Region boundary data

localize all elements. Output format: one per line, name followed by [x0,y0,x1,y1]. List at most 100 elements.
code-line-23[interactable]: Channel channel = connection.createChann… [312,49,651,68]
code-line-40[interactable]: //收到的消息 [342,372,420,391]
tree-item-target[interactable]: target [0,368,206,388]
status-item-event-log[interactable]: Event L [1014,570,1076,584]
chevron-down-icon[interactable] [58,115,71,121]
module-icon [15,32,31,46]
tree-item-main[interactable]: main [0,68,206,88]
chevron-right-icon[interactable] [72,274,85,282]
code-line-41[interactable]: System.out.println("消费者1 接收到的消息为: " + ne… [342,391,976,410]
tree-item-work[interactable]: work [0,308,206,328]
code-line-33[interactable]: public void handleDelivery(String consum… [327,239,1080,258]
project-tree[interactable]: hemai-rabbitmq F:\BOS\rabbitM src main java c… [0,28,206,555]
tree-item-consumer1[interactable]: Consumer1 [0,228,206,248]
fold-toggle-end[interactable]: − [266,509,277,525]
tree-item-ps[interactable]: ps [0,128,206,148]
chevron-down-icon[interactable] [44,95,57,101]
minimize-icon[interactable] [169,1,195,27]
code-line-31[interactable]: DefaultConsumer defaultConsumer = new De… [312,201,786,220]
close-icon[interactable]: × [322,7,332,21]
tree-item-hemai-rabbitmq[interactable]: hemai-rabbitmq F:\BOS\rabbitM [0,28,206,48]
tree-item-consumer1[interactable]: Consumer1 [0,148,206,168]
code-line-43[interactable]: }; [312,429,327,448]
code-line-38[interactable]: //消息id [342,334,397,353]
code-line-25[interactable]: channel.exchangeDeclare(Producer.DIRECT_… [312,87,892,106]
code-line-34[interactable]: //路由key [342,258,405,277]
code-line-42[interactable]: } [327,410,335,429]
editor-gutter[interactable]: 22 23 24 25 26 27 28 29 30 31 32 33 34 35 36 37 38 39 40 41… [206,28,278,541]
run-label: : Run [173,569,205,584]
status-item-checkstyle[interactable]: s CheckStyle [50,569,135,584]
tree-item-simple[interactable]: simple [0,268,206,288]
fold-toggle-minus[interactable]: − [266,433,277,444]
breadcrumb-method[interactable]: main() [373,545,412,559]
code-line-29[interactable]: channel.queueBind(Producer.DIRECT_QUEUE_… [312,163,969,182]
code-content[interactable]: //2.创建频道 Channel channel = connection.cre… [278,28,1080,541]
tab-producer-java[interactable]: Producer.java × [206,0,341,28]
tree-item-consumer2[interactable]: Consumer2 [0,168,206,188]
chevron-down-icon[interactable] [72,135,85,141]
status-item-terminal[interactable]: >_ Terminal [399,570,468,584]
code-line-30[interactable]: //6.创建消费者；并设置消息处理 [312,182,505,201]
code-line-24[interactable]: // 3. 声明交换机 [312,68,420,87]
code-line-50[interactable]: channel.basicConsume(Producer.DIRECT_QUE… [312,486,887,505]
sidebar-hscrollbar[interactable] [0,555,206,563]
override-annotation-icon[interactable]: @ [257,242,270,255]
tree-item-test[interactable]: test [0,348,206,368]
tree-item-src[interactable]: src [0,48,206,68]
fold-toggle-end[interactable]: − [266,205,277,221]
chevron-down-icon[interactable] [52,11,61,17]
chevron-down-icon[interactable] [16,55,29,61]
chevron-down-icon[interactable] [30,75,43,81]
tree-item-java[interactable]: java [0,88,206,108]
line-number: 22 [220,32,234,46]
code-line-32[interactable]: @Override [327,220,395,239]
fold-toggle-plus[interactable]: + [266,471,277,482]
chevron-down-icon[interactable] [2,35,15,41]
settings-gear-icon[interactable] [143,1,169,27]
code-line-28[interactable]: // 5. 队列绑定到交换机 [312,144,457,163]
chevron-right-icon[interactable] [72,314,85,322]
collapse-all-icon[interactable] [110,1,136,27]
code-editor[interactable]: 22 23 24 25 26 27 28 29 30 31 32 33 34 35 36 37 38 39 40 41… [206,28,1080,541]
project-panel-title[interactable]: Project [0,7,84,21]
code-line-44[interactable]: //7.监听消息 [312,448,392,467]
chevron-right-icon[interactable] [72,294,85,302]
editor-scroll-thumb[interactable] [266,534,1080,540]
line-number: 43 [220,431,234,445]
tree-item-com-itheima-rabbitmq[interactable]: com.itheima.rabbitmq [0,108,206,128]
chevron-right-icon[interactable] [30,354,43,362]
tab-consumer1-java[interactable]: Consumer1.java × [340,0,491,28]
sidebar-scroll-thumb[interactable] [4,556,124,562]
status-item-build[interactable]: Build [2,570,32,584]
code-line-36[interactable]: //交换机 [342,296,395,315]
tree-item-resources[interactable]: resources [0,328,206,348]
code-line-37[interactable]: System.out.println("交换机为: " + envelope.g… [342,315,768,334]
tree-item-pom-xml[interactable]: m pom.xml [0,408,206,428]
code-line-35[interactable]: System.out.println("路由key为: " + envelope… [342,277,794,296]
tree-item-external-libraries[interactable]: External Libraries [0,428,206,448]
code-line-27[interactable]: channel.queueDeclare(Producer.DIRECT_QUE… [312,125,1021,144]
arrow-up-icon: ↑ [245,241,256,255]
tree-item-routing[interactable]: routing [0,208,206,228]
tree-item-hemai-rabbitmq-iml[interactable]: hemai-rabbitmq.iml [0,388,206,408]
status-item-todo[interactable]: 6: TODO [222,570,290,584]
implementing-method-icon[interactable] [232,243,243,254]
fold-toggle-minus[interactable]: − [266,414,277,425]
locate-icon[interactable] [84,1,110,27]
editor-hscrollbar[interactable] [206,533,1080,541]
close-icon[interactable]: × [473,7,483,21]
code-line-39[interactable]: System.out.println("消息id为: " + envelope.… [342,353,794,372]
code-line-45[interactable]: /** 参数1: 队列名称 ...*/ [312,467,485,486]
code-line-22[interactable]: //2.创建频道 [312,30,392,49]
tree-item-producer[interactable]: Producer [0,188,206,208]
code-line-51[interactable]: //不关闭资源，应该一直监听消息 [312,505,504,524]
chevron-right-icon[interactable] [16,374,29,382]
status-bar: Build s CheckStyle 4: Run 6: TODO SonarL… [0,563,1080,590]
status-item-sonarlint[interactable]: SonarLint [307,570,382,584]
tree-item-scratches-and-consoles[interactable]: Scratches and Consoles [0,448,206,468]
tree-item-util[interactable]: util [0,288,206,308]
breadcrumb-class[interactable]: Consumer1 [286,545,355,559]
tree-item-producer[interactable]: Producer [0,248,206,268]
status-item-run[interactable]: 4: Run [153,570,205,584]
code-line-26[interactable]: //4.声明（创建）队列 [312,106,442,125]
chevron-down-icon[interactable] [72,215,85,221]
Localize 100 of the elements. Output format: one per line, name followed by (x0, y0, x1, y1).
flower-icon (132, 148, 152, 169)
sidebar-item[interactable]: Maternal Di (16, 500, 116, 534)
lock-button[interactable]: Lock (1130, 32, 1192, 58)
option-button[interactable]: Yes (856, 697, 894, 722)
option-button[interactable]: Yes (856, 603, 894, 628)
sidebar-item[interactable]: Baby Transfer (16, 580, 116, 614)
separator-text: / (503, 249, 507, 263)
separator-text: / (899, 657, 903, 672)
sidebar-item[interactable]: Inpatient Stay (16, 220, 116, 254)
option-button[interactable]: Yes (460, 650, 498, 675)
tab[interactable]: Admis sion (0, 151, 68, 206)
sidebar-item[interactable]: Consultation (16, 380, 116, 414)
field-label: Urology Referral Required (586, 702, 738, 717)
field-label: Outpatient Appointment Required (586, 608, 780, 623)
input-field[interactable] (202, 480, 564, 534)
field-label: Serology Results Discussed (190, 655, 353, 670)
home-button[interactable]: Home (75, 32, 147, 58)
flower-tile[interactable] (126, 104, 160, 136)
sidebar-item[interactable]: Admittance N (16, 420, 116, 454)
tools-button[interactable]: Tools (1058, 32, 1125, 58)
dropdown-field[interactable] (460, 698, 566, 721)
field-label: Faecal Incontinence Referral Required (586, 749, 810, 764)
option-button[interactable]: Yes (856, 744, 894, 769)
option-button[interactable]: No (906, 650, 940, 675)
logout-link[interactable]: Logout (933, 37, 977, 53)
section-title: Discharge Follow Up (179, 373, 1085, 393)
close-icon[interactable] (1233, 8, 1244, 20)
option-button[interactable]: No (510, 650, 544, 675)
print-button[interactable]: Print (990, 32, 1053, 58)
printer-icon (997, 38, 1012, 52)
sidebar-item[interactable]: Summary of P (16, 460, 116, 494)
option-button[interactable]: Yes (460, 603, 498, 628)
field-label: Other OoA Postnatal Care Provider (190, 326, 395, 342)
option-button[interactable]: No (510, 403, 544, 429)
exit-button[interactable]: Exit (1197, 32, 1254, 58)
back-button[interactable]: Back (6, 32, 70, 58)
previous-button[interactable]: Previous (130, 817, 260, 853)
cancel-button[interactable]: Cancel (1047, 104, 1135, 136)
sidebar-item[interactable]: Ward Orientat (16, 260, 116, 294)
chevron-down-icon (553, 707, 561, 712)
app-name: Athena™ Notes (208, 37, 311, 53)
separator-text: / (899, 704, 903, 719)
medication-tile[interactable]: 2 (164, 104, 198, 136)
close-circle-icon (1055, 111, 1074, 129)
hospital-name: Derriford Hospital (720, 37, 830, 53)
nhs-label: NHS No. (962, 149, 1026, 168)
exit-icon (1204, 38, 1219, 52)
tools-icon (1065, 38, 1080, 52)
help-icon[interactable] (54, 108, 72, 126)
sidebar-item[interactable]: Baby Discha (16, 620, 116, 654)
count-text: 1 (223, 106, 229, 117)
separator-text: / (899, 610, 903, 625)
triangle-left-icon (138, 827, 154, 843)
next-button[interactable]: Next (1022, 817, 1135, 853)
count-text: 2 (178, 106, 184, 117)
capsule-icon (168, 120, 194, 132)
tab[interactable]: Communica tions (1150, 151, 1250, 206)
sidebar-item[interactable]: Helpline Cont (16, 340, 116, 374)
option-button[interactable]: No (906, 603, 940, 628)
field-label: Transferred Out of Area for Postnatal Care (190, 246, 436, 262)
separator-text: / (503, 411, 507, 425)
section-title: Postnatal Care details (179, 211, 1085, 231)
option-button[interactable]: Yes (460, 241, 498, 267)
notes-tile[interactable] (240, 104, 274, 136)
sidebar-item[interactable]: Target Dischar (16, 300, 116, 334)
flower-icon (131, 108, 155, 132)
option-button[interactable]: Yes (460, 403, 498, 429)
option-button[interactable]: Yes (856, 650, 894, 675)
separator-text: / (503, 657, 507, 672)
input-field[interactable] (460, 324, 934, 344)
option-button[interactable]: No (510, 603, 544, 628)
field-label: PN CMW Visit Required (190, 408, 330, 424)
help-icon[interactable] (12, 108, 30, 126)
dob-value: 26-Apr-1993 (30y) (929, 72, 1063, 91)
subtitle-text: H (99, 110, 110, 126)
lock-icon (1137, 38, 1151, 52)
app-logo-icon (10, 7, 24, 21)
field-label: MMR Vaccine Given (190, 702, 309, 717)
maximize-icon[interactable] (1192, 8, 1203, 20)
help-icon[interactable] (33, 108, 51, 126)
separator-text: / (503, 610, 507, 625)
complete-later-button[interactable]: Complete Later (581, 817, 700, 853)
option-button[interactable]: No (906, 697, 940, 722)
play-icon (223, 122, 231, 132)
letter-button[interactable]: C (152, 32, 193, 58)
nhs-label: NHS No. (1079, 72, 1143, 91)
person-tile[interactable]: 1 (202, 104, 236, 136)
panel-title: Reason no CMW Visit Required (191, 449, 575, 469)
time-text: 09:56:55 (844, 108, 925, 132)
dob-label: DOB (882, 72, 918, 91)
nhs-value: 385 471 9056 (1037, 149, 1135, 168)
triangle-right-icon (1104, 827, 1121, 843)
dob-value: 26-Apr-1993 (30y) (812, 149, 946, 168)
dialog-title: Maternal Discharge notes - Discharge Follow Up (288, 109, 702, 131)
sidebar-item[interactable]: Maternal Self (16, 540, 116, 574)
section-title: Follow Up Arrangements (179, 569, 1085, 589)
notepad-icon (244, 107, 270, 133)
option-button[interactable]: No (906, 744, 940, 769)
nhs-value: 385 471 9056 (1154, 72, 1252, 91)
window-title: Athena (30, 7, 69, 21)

DIRECTIONS FOR THIS TASK >>
Pick out each line of the entries above that contains the word "Referral", and copy those lines in full. Case counts.

FINAL RESULT >>
field-label: Urology Referral Required (586, 702, 738, 717)
field-label: Faecal Incontinence Referral Required (586, 749, 810, 764)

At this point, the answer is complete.